__The problem__.
Return each line that holds the word "Close".

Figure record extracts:
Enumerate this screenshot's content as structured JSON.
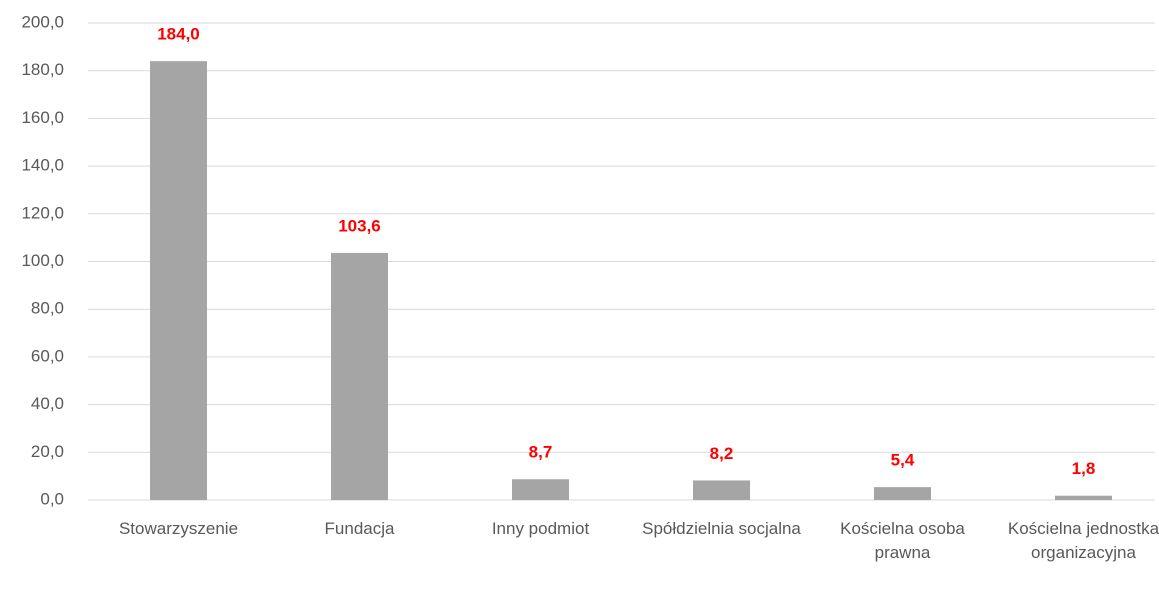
{
  "chart_data": {
    "type": "bar",
    "categories": [
      "Stowarzyszenie",
      "Fundacja",
      "Inny podmiot",
      "Spółdzielnia socjalna",
      "Kościelna osoba prawna",
      "Kościelna jednostka organizacyjna"
    ],
    "values": [
      184.0,
      103.6,
      8.7,
      8.2,
      5.4,
      1.8
    ],
    "value_labels": [
      "184,0",
      "103,6",
      "8,7",
      "8,2",
      "5,4",
      "1,8"
    ],
    "color": "#a5a5a5",
    "label_color": "#ff0000",
    "ylim": [
      0,
      200
    ],
    "yticks": [
      {
        "value": 0,
        "label": "0,0"
      },
      {
        "value": 20,
        "label": "20,0"
      },
      {
        "value": 40,
        "label": "40,0"
      },
      {
        "value": 60,
        "label": "60,0"
      },
      {
        "value": 80,
        "label": "80,0"
      },
      {
        "value": 100,
        "label": "100,0"
      },
      {
        "value": 120,
        "label": "120,0"
      },
      {
        "value": 140,
        "label": "140,0"
      },
      {
        "value": 160,
        "label": "160,0"
      },
      {
        "value": 180,
        "label": "180,0"
      },
      {
        "value": 200,
        "label": "200,0"
      }
    ],
    "grid": true
  }
}
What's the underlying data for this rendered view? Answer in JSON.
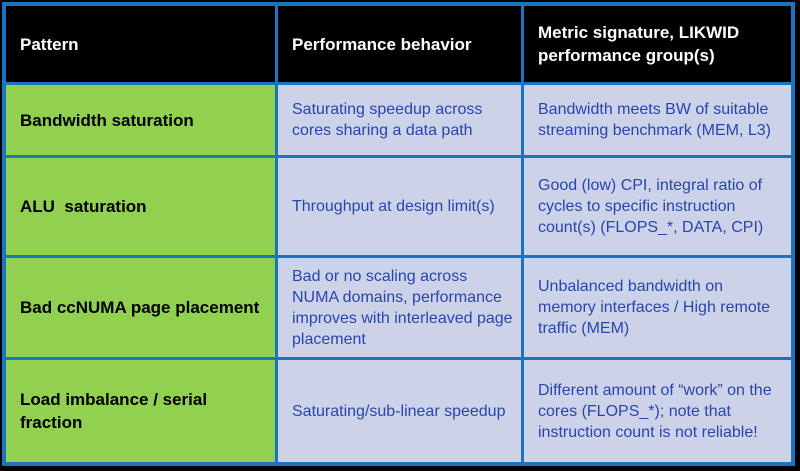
{
  "theme": {
    "border_blue": "#1b74bf",
    "pattern_green": "#92d050",
    "cell_lavender": "#ccd2e8",
    "cell_text_blue": "#2945ae",
    "header_bg": "#000000",
    "header_text": "#ffffff"
  },
  "table": {
    "columns": [
      {
        "label": "Pattern"
      },
      {
        "label": "Performance behavior"
      },
      {
        "label": "Metric signature, LIKWID performance group(s)"
      }
    ],
    "rows": [
      {
        "pattern": "Bandwidth saturation",
        "behavior": "Saturating speedup across cores sharing a data path",
        "metric": "Bandwidth meets BW of suitable streaming benchmark (MEM, L3)"
      },
      {
        "pattern": "ALU  saturation",
        "behavior": "Throughput at design limit(s)",
        "metric": "Good (low) CPI, integral ratio of cycles to specific instruction count(s) (FLOPS_*, DATA, CPI)"
      },
      {
        "pattern": "Bad ccNUMA page placement",
        "behavior": "Bad or no scaling across NUMA domains, performance improves with interleaved page placement",
        "metric": "Unbalanced bandwidth on memory interfaces / High remote traffic (MEM)"
      },
      {
        "pattern": "Load imbalance / serial fraction",
        "behavior": "Saturating/sub-linear speedup",
        "metric": "Different amount of “work” on the cores (FLOPS_*); note that instruction count is not reliable!"
      }
    ]
  }
}
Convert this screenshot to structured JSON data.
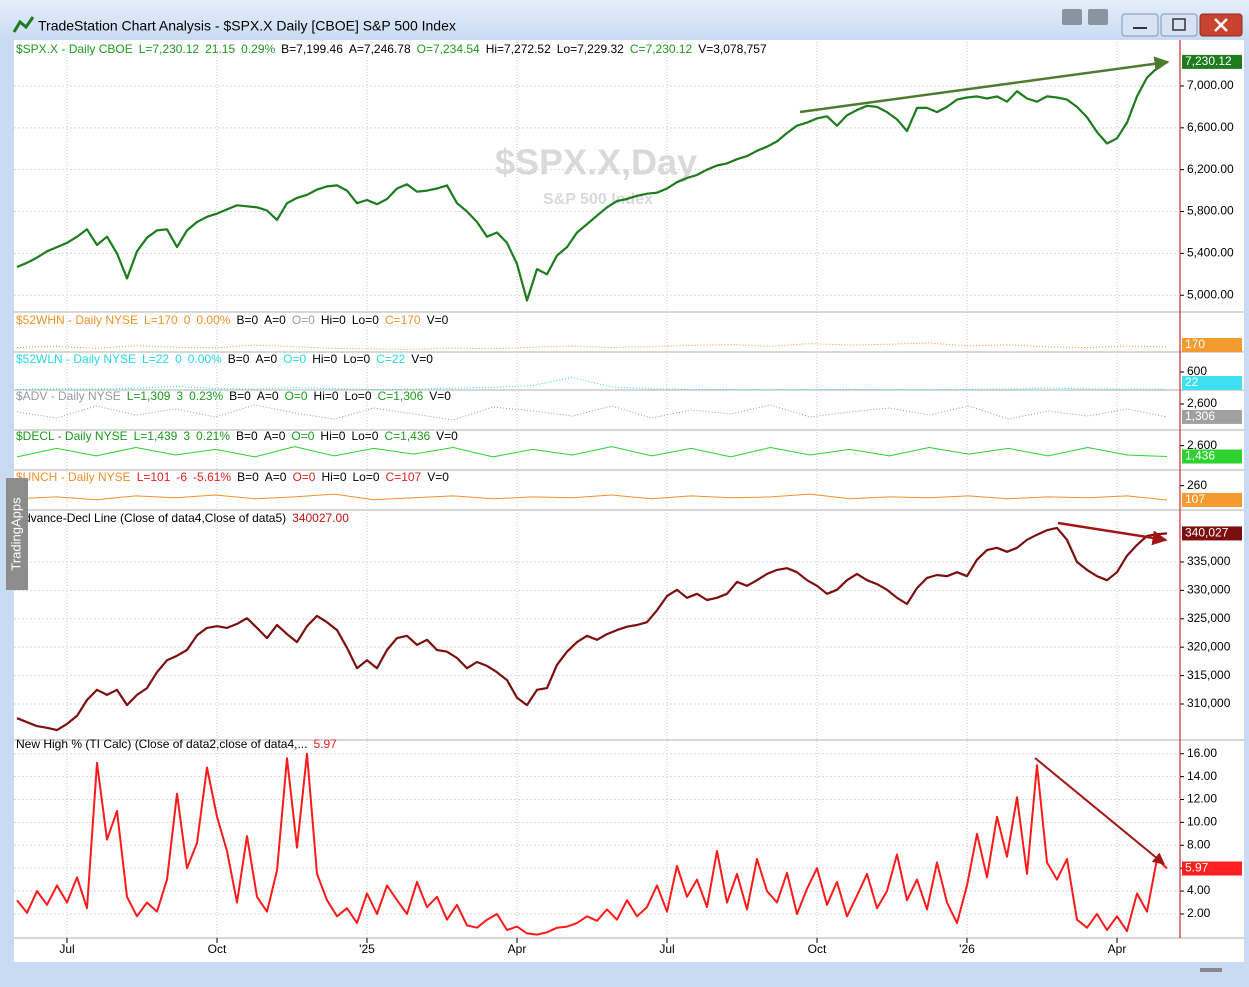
{
  "window": {
    "title": "TradeStation Chart Analysis - $SPX.X Daily [CBOE] S&P 500 Index",
    "side_tab": "TradingApps"
  },
  "chart_data": [
    {
      "type": "line",
      "watermark": "$SPX.X,Day",
      "watermark_subtitle": "S&P 500 Index",
      "header": [
        {
          "text": "$SPX.X - Daily  CBOE",
          "color": "#1c9a1c"
        },
        {
          "text": "L=7,230.12",
          "color": "#1c9a1c"
        },
        {
          "text": "21.15",
          "color": "#1c9a1c"
        },
        {
          "text": "0.29%",
          "color": "#1c9a1c"
        },
        {
          "text": "B=7,199.46",
          "color": "#000000"
        },
        {
          "text": "A=7,246.78",
          "color": "#000000"
        },
        {
          "text": "O=7,234.54",
          "color": "#1c9a1c"
        },
        {
          "text": "Hi=7,272.52",
          "color": "#000000"
        },
        {
          "text": "Lo=7,229.32",
          "color": "#000000"
        },
        {
          "text": "C=7,230.12",
          "color": "#1c9a1c"
        },
        {
          "text": "V=3,078,757",
          "color": "#000000"
        }
      ],
      "categories": [
        null,
        null,
        null,
        null,
        null,
        "Jul",
        null,
        null,
        null,
        null,
        null,
        null,
        null,
        null,
        null,
        null,
        null,
        null,
        null,
        null,
        "Oct",
        null,
        null,
        null,
        null,
        null,
        null,
        null,
        null,
        null,
        null,
        null,
        null,
        null,
        null,
        "'25",
        null,
        null,
        null,
        null,
        null,
        null,
        null,
        null,
        null,
        null,
        null,
        null,
        null,
        null,
        "Apr",
        null,
        null,
        null,
        null,
        null,
        null,
        null,
        null,
        null,
        null,
        null,
        null,
        null,
        null,
        "Jul",
        null,
        null,
        null,
        null,
        null,
        null,
        null,
        null,
        null,
        null,
        null,
        null,
        null,
        null,
        "Oct",
        null,
        null,
        null,
        null,
        null,
        null,
        null,
        null,
        null,
        null,
        null,
        null,
        null,
        null,
        "'26",
        null,
        null,
        null,
        null,
        null,
        null,
        null,
        null,
        null,
        null,
        null,
        null,
        null,
        null,
        "Apr",
        null,
        null,
        null,
        null,
        null
      ],
      "values": [
        5270,
        5310,
        5360,
        5420,
        5460,
        5500,
        5560,
        5630,
        5480,
        5560,
        5400,
        5160,
        5420,
        5550,
        5620,
        5630,
        5460,
        5620,
        5700,
        5750,
        5780,
        5820,
        5860,
        5850,
        5840,
        5810,
        5720,
        5880,
        5930,
        5960,
        6010,
        6040,
        6050,
        6000,
        5880,
        5910,
        5870,
        5920,
        6020,
        6060,
        5990,
        6000,
        6020,
        6050,
        5880,
        5800,
        5700,
        5560,
        5600,
        5500,
        5300,
        4950,
        5250,
        5200,
        5380,
        5460,
        5600,
        5680,
        5760,
        5840,
        5900,
        5920,
        5950,
        5970,
        5980,
        6020,
        6080,
        6120,
        6150,
        6200,
        6240,
        6260,
        6300,
        6330,
        6380,
        6420,
        6470,
        6550,
        6620,
        6650,
        6690,
        6710,
        6620,
        6720,
        6770,
        6810,
        6800,
        6750,
        6680,
        6570,
        6790,
        6790,
        6750,
        6800,
        6870,
        6890,
        6900,
        6880,
        6900,
        6850,
        6950,
        6880,
        6850,
        6900,
        6890,
        6870,
        6800,
        6700,
        6560,
        6450,
        6500,
        6650,
        6900,
        7080,
        7170,
        7230
      ],
      "color": "#1e7b1e",
      "line_width": 2.2,
      "ylim": [
        4840,
        7420
      ],
      "yticks": [
        {
          "value": 5000,
          "label": "5,000.00"
        },
        {
          "value": 5400,
          "label": "5,400.00"
        },
        {
          "value": 5800,
          "label": "5,800.00"
        },
        {
          "value": 6200,
          "label": "6,200.00"
        },
        {
          "value": 6600,
          "label": "6,600.00"
        },
        {
          "value": 7000,
          "label": "7,000.00"
        }
      ],
      "grid": true,
      "last_label": "7,230.12",
      "last_label_color": "#1e7b1e"
    },
    {
      "type": "line",
      "header": [
        {
          "text": "$52WHN - Daily  NYSE",
          "color": "#f0902a"
        },
        {
          "text": "L=170",
          "color": "#f0902a"
        },
        {
          "text": "0",
          "color": "#f0902a"
        },
        {
          "text": "0.00%",
          "color": "#f0902a"
        },
        {
          "text": "B=0",
          "color": "#000000"
        },
        {
          "text": "A=0",
          "color": "#000000"
        },
        {
          "text": "O=0",
          "color": "#999999"
        },
        {
          "text": "Hi=0",
          "color": "#000000"
        },
        {
          "text": "Lo=0",
          "color": "#000000"
        },
        {
          "text": "C=170",
          "color": "#f0902a"
        },
        {
          "text": "V=0",
          "color": "#000000"
        }
      ],
      "values": [
        150,
        190,
        120,
        210,
        160,
        140,
        230,
        180,
        120,
        100,
        90,
        130,
        110,
        160,
        200,
        150,
        180,
        220,
        250,
        190,
        280,
        230,
        260,
        300,
        200,
        240,
        170,
        150,
        200,
        170
      ],
      "color": "#f0902a",
      "line_style": "dotted",
      "ylim": [
        0,
        1000
      ],
      "last_label": "170",
      "last_label_color": "#f39b2e"
    },
    {
      "type": "line",
      "header": [
        {
          "text": "$52WLN - Daily  NYSE",
          "color": "#22d8e8"
        },
        {
          "text": "L=22",
          "color": "#22d8e8"
        },
        {
          "text": "0",
          "color": "#22d8e8"
        },
        {
          "text": "0.00%",
          "color": "#22d8e8"
        },
        {
          "text": "B=0",
          "color": "#000000"
        },
        {
          "text": "A=0",
          "color": "#000000"
        },
        {
          "text": "O=0",
          "color": "#22d8e8"
        },
        {
          "text": "Hi=0",
          "color": "#000000"
        },
        {
          "text": "Lo=0",
          "color": "#000000"
        },
        {
          "text": "C=22",
          "color": "#22d8e8"
        },
        {
          "text": "V=0",
          "color": "#000000"
        }
      ],
      "values": [
        20,
        40,
        30,
        60,
        120,
        50,
        30,
        80,
        40,
        20,
        30,
        60,
        90,
        150,
        420,
        100,
        40,
        20,
        15,
        10,
        12,
        20,
        15,
        10,
        25,
        30,
        60,
        40,
        30,
        22
      ],
      "color": "#22d8e8",
      "line_style": "dotted",
      "ylim": [
        0,
        1000
      ],
      "yticks": [
        600
      ],
      "last_label": "22",
      "last_label_color": "#3ce0f0"
    },
    {
      "type": "line",
      "header": [
        {
          "text": "$ADV - Daily  NYSE",
          "color": "#999999"
        },
        {
          "text": "L=1,309",
          "color": "#1c9a1c"
        },
        {
          "text": "3",
          "color": "#1c9a1c"
        },
        {
          "text": "0.23%",
          "color": "#1c9a1c"
        },
        {
          "text": "B=0",
          "color": "#000000"
        },
        {
          "text": "A=0",
          "color": "#000000"
        },
        {
          "text": "O=0",
          "color": "#1c9a1c"
        },
        {
          "text": "Hi=0",
          "color": "#000000"
        },
        {
          "text": "Lo=0",
          "color": "#000000"
        },
        {
          "text": "C=1,306",
          "color": "#1c9a1c"
        },
        {
          "text": "V=0",
          "color": "#000000"
        }
      ],
      "values": [
        1800,
        1200,
        2400,
        1500,
        2100,
        1300,
        2500,
        1700,
        1100,
        2200,
        1600,
        1000,
        2300,
        1900,
        1400,
        2400,
        1200,
        2000,
        1600,
        2500,
        1300,
        1800,
        2200,
        1500,
        2400,
        1100,
        1900,
        1400,
        2100,
        1306
      ],
      "color": "#999999",
      "line_style": "dotted",
      "ylim": [
        0,
        3200
      ],
      "yticks": [
        {
          "value": 2600,
          "label": "2,600"
        }
      ],
      "last_label": "1,306",
      "last_label_color": "#a0a0a0"
    },
    {
      "type": "line",
      "header": [
        {
          "text": "$DECL - Daily  NYSE",
          "color": "#1c9a1c"
        },
        {
          "text": "L=1,439",
          "color": "#1c9a1c"
        },
        {
          "text": "3",
          "color": "#1c9a1c"
        },
        {
          "text": "0.21%",
          "color": "#1c9a1c"
        },
        {
          "text": "B=0",
          "color": "#000000"
        },
        {
          "text": "A=0",
          "color": "#000000"
        },
        {
          "text": "O=0",
          "color": "#1c9a1c"
        },
        {
          "text": "Hi=0",
          "color": "#000000"
        },
        {
          "text": "Lo=0",
          "color": "#000000"
        },
        {
          "text": "C=1,436",
          "color": "#1c9a1c"
        },
        {
          "text": "V=0",
          "color": "#000000"
        }
      ],
      "values": [
        1400,
        2300,
        1500,
        2400,
        1600,
        2200,
        1400,
        2500,
        1500,
        2300,
        1700,
        2400,
        1400,
        2200,
        1600,
        2500,
        1500,
        2300,
        1400,
        2400,
        1600,
        2200,
        1500,
        2400,
        1700,
        2300,
        1500,
        2400,
        1600,
        1436
      ],
      "color": "#2ed12e",
      "ylim": [
        0,
        3200
      ],
      "yticks": [
        {
          "value": 2600,
          "label": "2,600"
        }
      ],
      "last_label": "1,436",
      "last_label_color": "#2ed12e"
    },
    {
      "type": "line",
      "header": [
        {
          "text": "$UNCH - Daily  NYSE",
          "color": "#f0902a"
        },
        {
          "text": "L=101",
          "color": "#e02020"
        },
        {
          "text": "-6",
          "color": "#e02020"
        },
        {
          "text": "-5.61%",
          "color": "#e02020"
        },
        {
          "text": "B=0",
          "color": "#000000"
        },
        {
          "text": "A=0",
          "color": "#000000"
        },
        {
          "text": "O=0",
          "color": "#e02020"
        },
        {
          "text": "Hi=0",
          "color": "#000000"
        },
        {
          "text": "Lo=0",
          "color": "#000000"
        },
        {
          "text": "C=107",
          "color": "#e02020"
        },
        {
          "text": "V=0",
          "color": "#000000"
        }
      ],
      "values": [
        120,
        140,
        110,
        150,
        130,
        160,
        120,
        140,
        170,
        110,
        130,
        150,
        120,
        140,
        130,
        160,
        120,
        150,
        130,
        140,
        170,
        120,
        140,
        130,
        150,
        120,
        140,
        130,
        150,
        107
      ],
      "color": "#f0902a",
      "ylim": [
        0,
        320
      ],
      "yticks": [
        260
      ],
      "last_label": "107",
      "last_label_color": "#f39b2e"
    },
    {
      "type": "line",
      "header": [
        {
          "text": "Advance-Decl Line (Close of data4,Close of data5)",
          "color": "#000000"
        },
        {
          "text": "340027.00",
          "color": "#c01010"
        }
      ],
      "values": [
        307500,
        306800,
        306100,
        305800,
        305400,
        306500,
        307900,
        310700,
        312500,
        311600,
        312500,
        309800,
        311600,
        312800,
        315600,
        317700,
        318500,
        319500,
        322100,
        323400,
        323700,
        323400,
        324100,
        325100,
        323400,
        321600,
        323900,
        322300,
        320900,
        323700,
        325500,
        324400,
        323000,
        319900,
        316300,
        317700,
        316300,
        319500,
        321600,
        322000,
        320400,
        321300,
        319500,
        319200,
        318100,
        316300,
        317400,
        316700,
        315600,
        314200,
        311100,
        309800,
        312500,
        312800,
        316900,
        319200,
        320900,
        322000,
        321300,
        322300,
        323000,
        323600,
        323900,
        324400,
        326500,
        329000,
        330100,
        328700,
        329400,
        328300,
        328700,
        329400,
        331500,
        330800,
        331800,
        332900,
        333600,
        333900,
        333200,
        331800,
        330800,
        329400,
        330100,
        331800,
        332900,
        331800,
        331100,
        330100,
        328700,
        327600,
        330400,
        332200,
        332700,
        332500,
        333200,
        332500,
        335400,
        337100,
        337500,
        336800,
        337500,
        338900,
        339800,
        340600,
        341000,
        338900,
        335000,
        333600,
        332500,
        331800,
        333200,
        336100,
        338000,
        339600,
        339900,
        340027
      ],
      "color": "#7b0f0f",
      "line_width": 2.2,
      "ylim": [
        303660,
        343800
      ],
      "yticks": [
        {
          "value": 310000,
          "label": "310,000"
        },
        {
          "value": 315000,
          "label": "315,000"
        },
        {
          "value": 320000,
          "label": "320,000"
        },
        {
          "value": 325000,
          "label": "325,000"
        },
        {
          "value": 330000,
          "label": "330,000"
        },
        {
          "value": 335000,
          "label": "335,000"
        }
      ],
      "grid": true,
      "last_label": "340,027",
      "last_label_color": "#7b0f0f"
    },
    {
      "type": "line",
      "header": [
        {
          "text": "New High % (TI Calc) (Close of data2,close of data4,...",
          "color": "#000000"
        },
        {
          "text": "5.97",
          "color": "#e02020"
        }
      ],
      "values": [
        3.2,
        2.1,
        4.0,
        2.8,
        4.5,
        3.0,
        5.2,
        2.5,
        15.2,
        8.5,
        11.0,
        3.5,
        1.8,
        3.0,
        2.2,
        5.0,
        12.5,
        6.0,
        8.2,
        14.8,
        10.5,
        7.5,
        3.0,
        8.8,
        3.5,
        2.2,
        5.8,
        15.6,
        7.8,
        16.0,
        5.5,
        3.2,
        1.8,
        2.5,
        1.2,
        3.8,
        2.0,
        4.5,
        3.2,
        2.0,
        4.8,
        2.6,
        3.5,
        1.5,
        2.8,
        1.0,
        0.8,
        1.5,
        2.0,
        0.6,
        0.9,
        0.3,
        0.2,
        0.4,
        0.8,
        0.9,
        1.2,
        1.8,
        1.4,
        2.4,
        1.5,
        3.2,
        1.8,
        2.6,
        4.5,
        2.2,
        6.2,
        3.5,
        5.0,
        2.6,
        7.5,
        3.0,
        5.5,
        2.4,
        6.8,
        4.0,
        3.0,
        5.6,
        2.0,
        4.2,
        6.0,
        2.8,
        4.8,
        1.8,
        3.6,
        5.5,
        2.5,
        4.0,
        7.2,
        3.2,
        5.0,
        2.4,
        6.5,
        3.0,
        1.2,
        4.5,
        9.0,
        5.2,
        10.5,
        7.0,
        12.2,
        5.5,
        15.0,
        6.5,
        5.0,
        6.8,
        1.5,
        0.8,
        2.0,
        0.6,
        1.8,
        0.5,
        3.8,
        2.2,
        6.8,
        5.97
      ],
      "color": "#ff1a1a",
      "line_width": 2,
      "ylim": [
        -0.1,
        17.2
      ],
      "yticks": [
        {
          "value": 2,
          "label": "2.00"
        },
        {
          "value": 4,
          "label": "4.00"
        },
        {
          "value": 6,
          "label": "6.00"
        },
        {
          "value": 8,
          "label": "8.00"
        },
        {
          "value": 10,
          "label": "10.00"
        },
        {
          "value": 12,
          "label": "12.00"
        },
        {
          "value": 14,
          "label": "14.00"
        },
        {
          "value": 16,
          "label": "16.00"
        }
      ],
      "grid": true,
      "last_label": "5.97",
      "last_label_color": "#ff2020"
    }
  ]
}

__The output__.
          "text": "Advance-Decl Line (Close of data4,Close of data5)",
          "text": "New High % (TI Calc) (Close of data2,close of data4,...",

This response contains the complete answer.